◆ **TASK INPUT**
☆ ☆ ☆

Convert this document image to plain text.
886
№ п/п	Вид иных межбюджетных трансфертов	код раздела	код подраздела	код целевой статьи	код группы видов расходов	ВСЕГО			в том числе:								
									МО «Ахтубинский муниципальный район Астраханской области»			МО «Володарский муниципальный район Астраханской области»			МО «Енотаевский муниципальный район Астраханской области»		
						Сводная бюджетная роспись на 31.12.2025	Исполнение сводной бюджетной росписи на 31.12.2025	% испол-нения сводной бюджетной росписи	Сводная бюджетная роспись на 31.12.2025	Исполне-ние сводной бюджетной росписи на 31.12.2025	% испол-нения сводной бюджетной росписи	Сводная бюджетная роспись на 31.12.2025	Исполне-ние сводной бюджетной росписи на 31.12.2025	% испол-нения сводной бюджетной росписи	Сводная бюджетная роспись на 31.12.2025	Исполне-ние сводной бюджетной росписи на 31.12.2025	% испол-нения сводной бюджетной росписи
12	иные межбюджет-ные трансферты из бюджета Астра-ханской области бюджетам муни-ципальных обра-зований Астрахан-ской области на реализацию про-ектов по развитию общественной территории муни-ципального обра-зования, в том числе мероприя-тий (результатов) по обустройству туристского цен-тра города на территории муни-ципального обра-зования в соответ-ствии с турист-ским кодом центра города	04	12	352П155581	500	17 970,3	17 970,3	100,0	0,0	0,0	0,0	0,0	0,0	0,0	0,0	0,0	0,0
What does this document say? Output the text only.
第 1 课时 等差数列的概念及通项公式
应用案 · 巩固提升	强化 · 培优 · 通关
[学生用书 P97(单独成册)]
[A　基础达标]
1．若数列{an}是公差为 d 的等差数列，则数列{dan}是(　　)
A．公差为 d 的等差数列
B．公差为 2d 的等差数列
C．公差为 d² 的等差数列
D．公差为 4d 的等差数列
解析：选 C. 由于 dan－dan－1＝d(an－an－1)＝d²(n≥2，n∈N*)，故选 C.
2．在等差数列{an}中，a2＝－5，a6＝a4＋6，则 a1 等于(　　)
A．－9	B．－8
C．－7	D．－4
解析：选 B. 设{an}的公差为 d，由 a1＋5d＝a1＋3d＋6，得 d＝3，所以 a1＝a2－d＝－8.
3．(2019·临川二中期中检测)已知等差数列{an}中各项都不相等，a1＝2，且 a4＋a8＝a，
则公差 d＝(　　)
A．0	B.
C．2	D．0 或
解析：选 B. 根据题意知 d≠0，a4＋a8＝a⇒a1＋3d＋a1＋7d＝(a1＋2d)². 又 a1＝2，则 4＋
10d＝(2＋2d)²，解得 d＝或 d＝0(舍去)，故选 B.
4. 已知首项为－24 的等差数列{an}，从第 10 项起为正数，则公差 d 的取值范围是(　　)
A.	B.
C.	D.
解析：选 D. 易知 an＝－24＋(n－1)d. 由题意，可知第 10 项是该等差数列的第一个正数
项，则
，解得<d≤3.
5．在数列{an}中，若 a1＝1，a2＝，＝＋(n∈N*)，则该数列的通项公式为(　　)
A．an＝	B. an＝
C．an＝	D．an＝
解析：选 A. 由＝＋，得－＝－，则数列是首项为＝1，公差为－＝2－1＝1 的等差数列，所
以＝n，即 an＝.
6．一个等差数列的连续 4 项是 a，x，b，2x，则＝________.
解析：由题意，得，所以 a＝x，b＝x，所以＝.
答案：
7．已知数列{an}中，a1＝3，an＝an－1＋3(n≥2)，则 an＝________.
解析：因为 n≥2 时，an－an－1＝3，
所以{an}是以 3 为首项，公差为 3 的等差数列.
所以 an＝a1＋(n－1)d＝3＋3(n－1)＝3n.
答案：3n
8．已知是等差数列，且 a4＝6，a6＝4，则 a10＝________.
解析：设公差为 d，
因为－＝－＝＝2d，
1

☆ ☆ ☆

◆ **THE REQUEST**
Repeat, exactly and only, the lines above from the one containing "What does this" through the end of the material.

◆ **CORRECT RESPONSE**
What does this document say? Output the text only.
第 1 课时 等差数列的概念及通项公式
应用案 · 巩固提升	强化 · 培优 · 通关
[学生用书 P97(单独成册)]
[A　基础达标]
1．若数列{an}是公差为 d 的等差数列，则数列{dan}是(　　)
A．公差为 d 的等差数列
B．公差为 2d 的等差数列
C．公差为 d² 的等差数列
D．公差为 4d 的等差数列
解析：选 C. 由于 dan－dan－1＝d(an－an－1)＝d²(n≥2，n∈N*)，故选 C.
2．在等差数列{an}中，a2＝－5，a6＝a4＋6，则 a1 等于(　　)
A．－9	B．－8
C．－7	D．－4
解析：选 B. 设{an}的公差为 d，由 a1＋5d＝a1＋3d＋6，得 d＝3，所以 a1＝a2－d＝－8.
3．(2019·临川二中期中检测)已知等差数列{an}中各项都不相等，a1＝2，且 a4＋a8＝a，
则公差 d＝(　　)
A．0	B.
C．2	D．0 或
解析：选 B. 根据题意知 d≠0，a4＋a8＝a⇒a1＋3d＋a1＋7d＝(a1＋2d)². 又 a1＝2，则 4＋
10d＝(2＋2d)²，解得 d＝或 d＝0(舍去)，故选 B.
4. 已知首项为－24 的等差数列{an}，从第 10 项起为正数，则公差 d 的取值范围是(　　)
A.	B.
C.	D.
解析：选 D. 易知 an＝－24＋(n－1)d. 由题意，可知第 10 项是该等差数列的第一个正数
项，则
，解得<d≤3.
5．在数列{an}中，若 a1＝1，a2＝，＝＋(n∈N*)，则该数列的通项公式为(　　)
A．an＝	B. an＝
C．an＝	D．an＝
解析：选 A. 由＝＋，得－＝－，则数列是首项为＝1，公差为－＝2－1＝1 的等差数列，所
以＝n，即 an＝.
6．一个等差数列的连续 4 项是 a，x，b，2x，则＝________.
解析：由题意，得，所以 a＝x，b＝x，所以＝.
答案：
7．已知数列{an}中，a1＝3，an＝an－1＋3(n≥2)，则 an＝________.
解析：因为 n≥2 时，an－an－1＝3，
所以{an}是以 3 为首项，公差为 3 的等差数列.
所以 an＝a1＋(n－1)d＝3＋3(n－1)＝3n.
答案：3n
8．已知是等差数列，且 a4＝6，a6＝4，则 a10＝________.
解析：设公差为 d，
因为－＝－＝＝2d，
1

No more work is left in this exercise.